[start Material to process]

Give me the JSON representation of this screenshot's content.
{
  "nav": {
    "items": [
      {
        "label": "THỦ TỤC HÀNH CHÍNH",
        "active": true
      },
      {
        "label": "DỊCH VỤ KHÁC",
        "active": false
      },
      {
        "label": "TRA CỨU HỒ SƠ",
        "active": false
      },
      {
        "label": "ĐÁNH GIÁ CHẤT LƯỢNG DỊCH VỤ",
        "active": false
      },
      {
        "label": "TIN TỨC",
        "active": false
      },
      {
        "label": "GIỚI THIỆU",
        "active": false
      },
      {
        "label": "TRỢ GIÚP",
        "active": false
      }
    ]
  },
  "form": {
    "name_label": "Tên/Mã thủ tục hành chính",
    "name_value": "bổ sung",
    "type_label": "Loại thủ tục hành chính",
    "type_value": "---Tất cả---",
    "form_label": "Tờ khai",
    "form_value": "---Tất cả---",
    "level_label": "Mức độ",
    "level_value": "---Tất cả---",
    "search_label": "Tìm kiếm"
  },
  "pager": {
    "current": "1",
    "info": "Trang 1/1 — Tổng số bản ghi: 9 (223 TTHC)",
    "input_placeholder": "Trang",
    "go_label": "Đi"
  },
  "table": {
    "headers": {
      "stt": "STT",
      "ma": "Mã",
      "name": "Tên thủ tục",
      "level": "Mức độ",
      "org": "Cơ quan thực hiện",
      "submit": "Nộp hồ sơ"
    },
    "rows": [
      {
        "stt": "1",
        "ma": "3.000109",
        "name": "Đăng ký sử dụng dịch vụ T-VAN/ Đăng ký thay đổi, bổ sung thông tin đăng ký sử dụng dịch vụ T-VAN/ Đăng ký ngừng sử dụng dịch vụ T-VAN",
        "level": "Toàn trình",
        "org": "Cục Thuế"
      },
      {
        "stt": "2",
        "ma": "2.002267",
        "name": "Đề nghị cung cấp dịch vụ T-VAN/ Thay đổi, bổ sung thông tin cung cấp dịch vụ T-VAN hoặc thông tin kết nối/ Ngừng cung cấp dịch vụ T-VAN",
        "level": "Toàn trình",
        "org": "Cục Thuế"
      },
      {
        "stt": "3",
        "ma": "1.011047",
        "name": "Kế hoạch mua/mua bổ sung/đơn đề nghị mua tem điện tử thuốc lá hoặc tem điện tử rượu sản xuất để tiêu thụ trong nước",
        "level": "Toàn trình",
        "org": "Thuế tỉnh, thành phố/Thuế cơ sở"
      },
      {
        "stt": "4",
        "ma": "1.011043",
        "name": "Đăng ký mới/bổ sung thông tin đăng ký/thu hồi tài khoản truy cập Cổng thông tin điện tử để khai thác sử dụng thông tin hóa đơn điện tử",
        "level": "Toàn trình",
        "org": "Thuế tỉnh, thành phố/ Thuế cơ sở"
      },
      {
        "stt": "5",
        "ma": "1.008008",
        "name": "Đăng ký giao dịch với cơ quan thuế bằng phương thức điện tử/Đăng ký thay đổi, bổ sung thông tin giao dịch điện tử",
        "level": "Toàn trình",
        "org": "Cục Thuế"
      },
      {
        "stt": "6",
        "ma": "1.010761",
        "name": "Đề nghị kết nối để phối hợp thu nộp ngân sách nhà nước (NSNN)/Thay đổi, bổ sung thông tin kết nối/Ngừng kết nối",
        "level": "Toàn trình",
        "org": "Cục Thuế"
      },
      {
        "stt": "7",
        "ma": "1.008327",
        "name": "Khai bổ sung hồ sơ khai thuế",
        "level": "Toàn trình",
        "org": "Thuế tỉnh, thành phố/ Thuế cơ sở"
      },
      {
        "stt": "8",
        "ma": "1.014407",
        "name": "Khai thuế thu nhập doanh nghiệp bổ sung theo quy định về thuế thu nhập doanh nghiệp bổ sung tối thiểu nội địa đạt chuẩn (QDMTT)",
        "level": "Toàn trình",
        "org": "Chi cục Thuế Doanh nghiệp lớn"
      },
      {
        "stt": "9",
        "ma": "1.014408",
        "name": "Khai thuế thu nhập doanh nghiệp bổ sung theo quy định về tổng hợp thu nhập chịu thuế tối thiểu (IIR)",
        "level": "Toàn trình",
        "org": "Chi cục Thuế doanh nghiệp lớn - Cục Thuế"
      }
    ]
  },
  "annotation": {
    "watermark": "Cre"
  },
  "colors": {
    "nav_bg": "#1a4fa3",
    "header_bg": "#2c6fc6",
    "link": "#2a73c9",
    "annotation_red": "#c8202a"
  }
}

[end Material to process]

**Task goal**. Copy out the material above in its entirety. Every detail must match.

**Solution below**.
Give me the JSON representation of this screenshot's content.
{
  "nav": {
    "items": [
      {
        "label": "THỦ TỤC HÀNH CHÍNH",
        "active": true
      },
      {
        "label": "DỊCH VỤ KHÁC",
        "active": false
      },
      {
        "label": "TRA CỨU HỒ SƠ",
        "active": false
      },
      {
        "label": "ĐÁNH GIÁ CHẤT LƯỢNG DỊCH VỤ",
        "active": false
      },
      {
        "label": "TIN TỨC",
        "active": false
      },
      {
        "label": "GIỚI THIỆU",
        "active": false
      },
      {
        "label": "TRỢ GIÚP",
        "active": false
      }
    ]
  },
  "form": {
    "name_label": "Tên/Mã thủ tục hành chính",
    "name_value": "bổ sung",
    "type_label": "Loại thủ tục hành chính",
    "type_value": "---Tất cả---",
    "form_label": "Tờ khai",
    "form_value": "---Tất cả---",
    "level_label": "Mức độ",
    "level_value": "---Tất cả---",
    "search_label": "Tìm kiếm"
  },
  "pager": {
    "current": "1",
    "info": "Trang 1/1 — Tổng số bản ghi: 9 (223 TTHC)",
    "input_placeholder": "Trang",
    "go_label": "Đi"
  },
  "table": {
    "headers": {
      "stt": "STT",
      "ma": "Mã",
      "name": "Tên thủ tục",
      "level": "Mức độ",
      "org": "Cơ quan thực hiện",
      "submit": "Nộp hồ sơ"
    },
    "rows": [
      {
        "stt": "1",
        "ma": "3.000109",
        "name": "Đăng ký sử dụng dịch vụ T-VAN/ Đăng ký thay đổi, bổ sung thông tin đăng ký sử dụng dịch vụ T-VAN/ Đăng ký ngừng sử dụng dịch vụ T-VAN",
        "level": "Toàn trình",
        "org": "Cục Thuế"
      },
      {
        "stt": "2",
        "ma": "2.002267",
        "name": "Đề nghị cung cấp dịch vụ T-VAN/ Thay đổi, bổ sung thông tin cung cấp dịch vụ T-VAN hoặc thông tin kết nối/ Ngừng cung cấp dịch vụ T-VAN",
        "level": "Toàn trình",
        "org": "Cục Thuế"
      },
      {
        "stt": "3",
        "ma": "1.011047",
        "name": "Kế hoạch mua/mua bổ sung/đơn đề nghị mua tem điện tử thuốc lá hoặc tem điện tử rượu sản xuất để tiêu thụ trong nước",
        "level": "Toàn trình",
        "org": "Thuế tỉnh, thành phố/Thuế cơ sở"
      },
      {
        "stt": "4",
        "ma": "1.011043",
        "name": "Đăng ký mới/bổ sung thông tin đăng ký/thu hồi tài khoản truy cập Cổng thông tin điện tử để khai thác sử dụng thông tin hóa đơn điện tử",
        "level": "Toàn trình",
        "org": "Thuế tỉnh, thành phố/ Thuế cơ sở"
      },
      {
        "stt": "5",
        "ma": "1.008008",
        "name": "Đăng ký giao dịch với cơ quan thuế bằng phương thức điện tử/Đăng ký thay đổi, bổ sung thông tin giao dịch điện tử",
        "level": "Toàn trình",
        "org": "Cục Thuế"
      },
      {
        "stt": "6",
        "ma": "1.010761",
        "name": "Đề nghị kết nối để phối hợp thu nộp ngân sách nhà nước (NSNN)/Thay đổi, bổ sung thông tin kết nối/Ngừng kết nối",
        "level": "Toàn trình",
        "org": "Cục Thuế"
      },
      {
        "stt": "7",
        "ma": "1.008327",
        "name": "Khai bổ sung hồ sơ khai thuế",
        "level": "Toàn trình",
        "org": "Thuế tỉnh, thành phố/ Thuế cơ sở"
      },
      {
        "stt": "8",
        "ma": "1.014407",
        "name": "Khai thuế thu nhập doanh nghiệp bổ sung theo quy định về thuế thu nhập doanh nghiệp bổ sung tối thiểu nội địa đạt chuẩn (QDMTT)",
        "level": "Toàn trình",
        "org": "Chi cục Thuế Doanh nghiệp lớn"
      },
      {
        "stt": "9",
        "ma": "1.014408",
        "name": "Khai thuế thu nhập doanh nghiệp bổ sung theo quy định về tổng hợp thu nhập chịu thuế tối thiểu (IIR)",
        "level": "Toàn trình",
        "org": "Chi cục Thuế doanh nghiệp lớn - Cục Thuế"
      }
    ]
  },
  "annotation": {
    "watermark": "Cre"
  },
  "colors": {
    "nav_bg": "#1a4fa3",
    "header_bg": "#2c6fc6",
    "link": "#2a73c9",
    "annotation_red": "#c8202a"
  }
}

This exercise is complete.